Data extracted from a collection
^^^^^^^^^^^^^^^^

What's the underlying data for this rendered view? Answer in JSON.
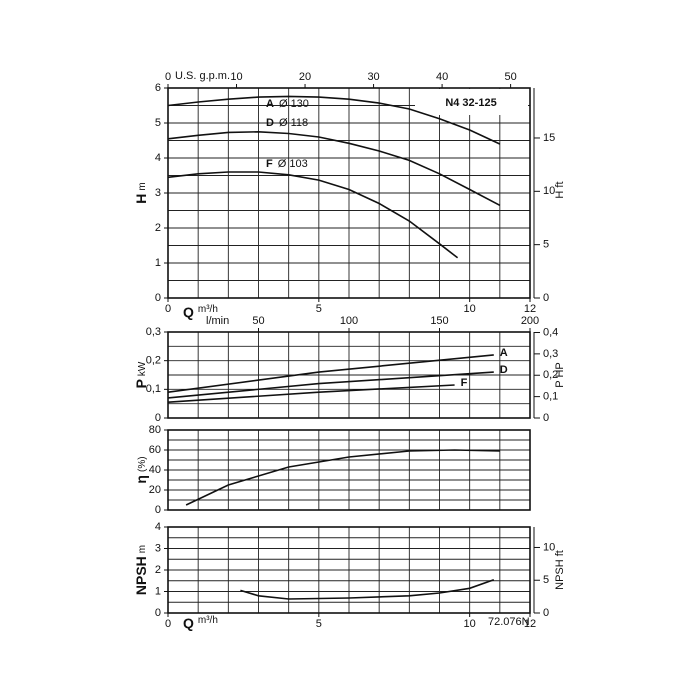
{
  "chart_data": [
    {
      "type": "line",
      "title": "N4 32-125",
      "ylabel": "H",
      "yunit": "m",
      "xlabel": "Q",
      "xunit": "m³/h",
      "x2label": "U.S. g.p.m.",
      "y2label": "H ft",
      "xlim": [
        0,
        12
      ],
      "xticks": [
        0,
        5,
        10,
        12
      ],
      "xgrid": [
        1,
        2,
        3,
        4,
        5,
        6,
        7,
        8,
        9,
        10,
        11
      ],
      "ylim": [
        0,
        6
      ],
      "yticks": [
        0,
        1,
        2,
        3,
        4,
        5,
        6
      ],
      "ygrid": [
        0.5,
        1,
        1.5,
        2,
        2.5,
        3,
        3.5,
        4,
        4.5,
        5,
        5.5
      ],
      "x2lim": [
        0,
        52.83
      ],
      "x2ticks": [
        0,
        10,
        20,
        30,
        40,
        50
      ],
      "y2lim": [
        0,
        19.685
      ],
      "y2ticks": [
        0,
        5,
        10,
        15
      ],
      "color": "#111111",
      "series": [
        {
          "name": "A",
          "diameter": "Ø 130",
          "x": [
            0,
            1,
            2,
            3,
            4,
            5,
            6,
            7,
            8,
            9,
            10,
            11
          ],
          "values": [
            5.5,
            5.6,
            5.68,
            5.74,
            5.76,
            5.74,
            5.68,
            5.57,
            5.4,
            5.12,
            4.8,
            4.4
          ]
        },
        {
          "name": "D",
          "diameter": "Ø 118",
          "x": [
            0,
            1,
            2,
            3,
            4,
            5,
            6,
            7,
            8,
            9,
            10,
            11
          ],
          "values": [
            4.55,
            4.65,
            4.73,
            4.75,
            4.7,
            4.6,
            4.42,
            4.2,
            3.93,
            3.55,
            3.1,
            2.65
          ]
        },
        {
          "name": "F",
          "diameter": "Ø 103",
          "x": [
            0,
            1,
            2,
            3,
            4,
            5,
            6,
            7,
            8,
            9,
            9.6
          ],
          "values": [
            3.45,
            3.55,
            3.6,
            3.6,
            3.52,
            3.37,
            3.1,
            2.7,
            2.2,
            1.55,
            1.15
          ]
        }
      ]
    },
    {
      "type": "line",
      "ylabel": "P",
      "yunit": "kW",
      "x2label": "l/min",
      "y2label": "P HP",
      "xlim": [
        0,
        12
      ],
      "xgrid": [
        1,
        2,
        3,
        4,
        5,
        6,
        7,
        8,
        9,
        10,
        11
      ],
      "ylim": [
        0,
        0.3
      ],
      "yticks": [
        0,
        {
          "value": 0.1,
          "label": "0,1"
        },
        {
          "value": 0.2,
          "label": "0,2"
        },
        {
          "value": 0.3,
          "label": "0,3"
        }
      ],
      "ygrid": [
        0.05,
        0.1,
        0.15,
        0.2,
        0.25
      ],
      "x2lim": [
        0,
        200
      ],
      "x2ticks": [
        50,
        100,
        150,
        200
      ],
      "y2lim": [
        0,
        0.4023
      ],
      "y2ticks": [
        0,
        {
          "value": 0.1,
          "label": "0,1"
        },
        {
          "value": 0.2,
          "label": "0,2"
        },
        {
          "value": 0.3,
          "label": "0,3"
        },
        {
          "value": 0.4,
          "label": "0,4"
        }
      ],
      "color": "#111111",
      "series": [
        {
          "name": "A",
          "x": [
            0,
            5,
            10.8
          ],
          "values": [
            0.09,
            0.16,
            0.22
          ]
        },
        {
          "name": "D",
          "x": [
            0,
            5,
            10.8
          ],
          "values": [
            0.07,
            0.12,
            0.16
          ]
        },
        {
          "name": "F",
          "x": [
            0,
            5,
            9.5
          ],
          "values": [
            0.055,
            0.09,
            0.115
          ]
        }
      ]
    },
    {
      "type": "line",
      "ylabel": "η",
      "yunit": "(%)",
      "xlim": [
        0,
        12
      ],
      "xgrid": [
        1,
        2,
        3,
        4,
        5,
        6,
        7,
        8,
        9,
        10,
        11
      ],
      "ylim": [
        0,
        80
      ],
      "yticks": [
        0,
        20,
        40,
        60,
        80
      ],
      "ygrid": [
        10,
        20,
        30,
        40,
        50,
        60,
        70
      ],
      "color": "#111111",
      "series": [
        {
          "x": [
            0.6,
            2,
            4,
            6,
            8,
            9.5,
            11
          ],
          "values": [
            5,
            25,
            43,
            53,
            59,
            60,
            59
          ]
        }
      ]
    },
    {
      "type": "line",
      "ylabel": "NPSH",
      "yunit": "m",
      "xlabel": "Q",
      "xunit": "m³/h",
      "y2label": "NPSH ft",
      "note": "72.076N",
      "xlim": [
        0,
        12
      ],
      "xticks": [
        0,
        5,
        10,
        12
      ],
      "xgrid": [
        1,
        2,
        3,
        4,
        5,
        6,
        7,
        8,
        9,
        10,
        11
      ],
      "ylim": [
        0,
        4
      ],
      "yticks": [
        0,
        1,
        2,
        3,
        4
      ],
      "ygrid": [
        0.5,
        1,
        1.5,
        2,
        2.5,
        3,
        3.5
      ],
      "y2lim": [
        0,
        13.123
      ],
      "y2ticks": [
        0,
        5,
        10
      ],
      "color": "#111111",
      "series": [
        {
          "x": [
            2.4,
            3,
            4,
            6,
            8,
            9,
            10,
            10.8
          ],
          "values": [
            1.05,
            0.8,
            0.65,
            0.7,
            0.8,
            0.93,
            1.15,
            1.55
          ]
        }
      ]
    }
  ]
}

^^^^^^^^^^^^^^^^

> _DESCRIPTION OF THE TASK_
From the material above, reproduce everything verbatim except the pictures.

> _ANSWER TO THE TASK_
What's the underlying data for this rendered view? Answer in JSON.
{
  "chart_data": [
    {
      "type": "line",
      "title": "N4 32-125",
      "ylabel": "H",
      "yunit": "m",
      "xlabel": "Q",
      "xunit": "m³/h",
      "x2label": "U.S. g.p.m.",
      "y2label": "H ft",
      "xlim": [
        0,
        12
      ],
      "xticks": [
        0,
        5,
        10,
        12
      ],
      "xgrid": [
        1,
        2,
        3,
        4,
        5,
        6,
        7,
        8,
        9,
        10,
        11
      ],
      "ylim": [
        0,
        6
      ],
      "yticks": [
        0,
        1,
        2,
        3,
        4,
        5,
        6
      ],
      "ygrid": [
        0.5,
        1,
        1.5,
        2,
        2.5,
        3,
        3.5,
        4,
        4.5,
        5,
        5.5
      ],
      "x2lim": [
        0,
        52.83
      ],
      "x2ticks": [
        0,
        10,
        20,
        30,
        40,
        50
      ],
      "y2lim": [
        0,
        19.685
      ],
      "y2ticks": [
        0,
        5,
        10,
        15
      ],
      "color": "#111111",
      "series": [
        {
          "name": "A",
          "diameter": "Ø 130",
          "x": [
            0,
            1,
            2,
            3,
            4,
            5,
            6,
            7,
            8,
            9,
            10,
            11
          ],
          "values": [
            5.5,
            5.6,
            5.68,
            5.74,
            5.76,
            5.74,
            5.68,
            5.57,
            5.4,
            5.12,
            4.8,
            4.4
          ]
        },
        {
          "name": "D",
          "diameter": "Ø 118",
          "x": [
            0,
            1,
            2,
            3,
            4,
            5,
            6,
            7,
            8,
            9,
            10,
            11
          ],
          "values": [
            4.55,
            4.65,
            4.73,
            4.75,
            4.7,
            4.6,
            4.42,
            4.2,
            3.93,
            3.55,
            3.1,
            2.65
          ]
        },
        {
          "name": "F",
          "diameter": "Ø 103",
          "x": [
            0,
            1,
            2,
            3,
            4,
            5,
            6,
            7,
            8,
            9,
            9.6
          ],
          "values": [
            3.45,
            3.55,
            3.6,
            3.6,
            3.52,
            3.37,
            3.1,
            2.7,
            2.2,
            1.55,
            1.15
          ]
        }
      ]
    },
    {
      "type": "line",
      "ylabel": "P",
      "yunit": "kW",
      "x2label": "l/min",
      "y2label": "P HP",
      "xlim": [
        0,
        12
      ],
      "xgrid": [
        1,
        2,
        3,
        4,
        5,
        6,
        7,
        8,
        9,
        10,
        11
      ],
      "ylim": [
        0,
        0.3
      ],
      "yticks": [
        0,
        {
          "value": 0.1,
          "label": "0,1"
        },
        {
          "value": 0.2,
          "label": "0,2"
        },
        {
          "value": 0.3,
          "label": "0,3"
        }
      ],
      "ygrid": [
        0.05,
        0.1,
        0.15,
        0.2,
        0.25
      ],
      "x2lim": [
        0,
        200
      ],
      "x2ticks": [
        50,
        100,
        150,
        200
      ],
      "y2lim": [
        0,
        0.4023
      ],
      "y2ticks": [
        0,
        {
          "value": 0.1,
          "label": "0,1"
        },
        {
          "value": 0.2,
          "label": "0,2"
        },
        {
          "value": 0.3,
          "label": "0,3"
        },
        {
          "value": 0.4,
          "label": "0,4"
        }
      ],
      "color": "#111111",
      "series": [
        {
          "name": "A",
          "x": [
            0,
            5,
            10.8
          ],
          "values": [
            0.09,
            0.16,
            0.22
          ]
        },
        {
          "name": "D",
          "x": [
            0,
            5,
            10.8
          ],
          "values": [
            0.07,
            0.12,
            0.16
          ]
        },
        {
          "name": "F",
          "x": [
            0,
            5,
            9.5
          ],
          "values": [
            0.055,
            0.09,
            0.115
          ]
        }
      ]
    },
    {
      "type": "line",
      "ylabel": "η",
      "yunit": "(%)",
      "xlim": [
        0,
        12
      ],
      "xgrid": [
        1,
        2,
        3,
        4,
        5,
        6,
        7,
        8,
        9,
        10,
        11
      ],
      "ylim": [
        0,
        80
      ],
      "yticks": [
        0,
        20,
        40,
        60,
        80
      ],
      "ygrid": [
        10,
        20,
        30,
        40,
        50,
        60,
        70
      ],
      "color": "#111111",
      "series": [
        {
          "x": [
            0.6,
            2,
            4,
            6,
            8,
            9.5,
            11
          ],
          "values": [
            5,
            25,
            43,
            53,
            59,
            60,
            59
          ]
        }
      ]
    },
    {
      "type": "line",
      "ylabel": "NPSH",
      "yunit": "m",
      "xlabel": "Q",
      "xunit": "m³/h",
      "y2label": "NPSH ft",
      "note": "72.076N",
      "xlim": [
        0,
        12
      ],
      "xticks": [
        0,
        5,
        10,
        12
      ],
      "xgrid": [
        1,
        2,
        3,
        4,
        5,
        6,
        7,
        8,
        9,
        10,
        11
      ],
      "ylim": [
        0,
        4
      ],
      "yticks": [
        0,
        1,
        2,
        3,
        4
      ],
      "ygrid": [
        0.5,
        1,
        1.5,
        2,
        2.5,
        3,
        3.5
      ],
      "y2lim": [
        0,
        13.123
      ],
      "y2ticks": [
        0,
        5,
        10
      ],
      "color": "#111111",
      "series": [
        {
          "x": [
            2.4,
            3,
            4,
            6,
            8,
            9,
            10,
            10.8
          ],
          "values": [
            1.05,
            0.8,
            0.65,
            0.7,
            0.8,
            0.93,
            1.15,
            1.55
          ]
        }
      ]
    }
  ]
}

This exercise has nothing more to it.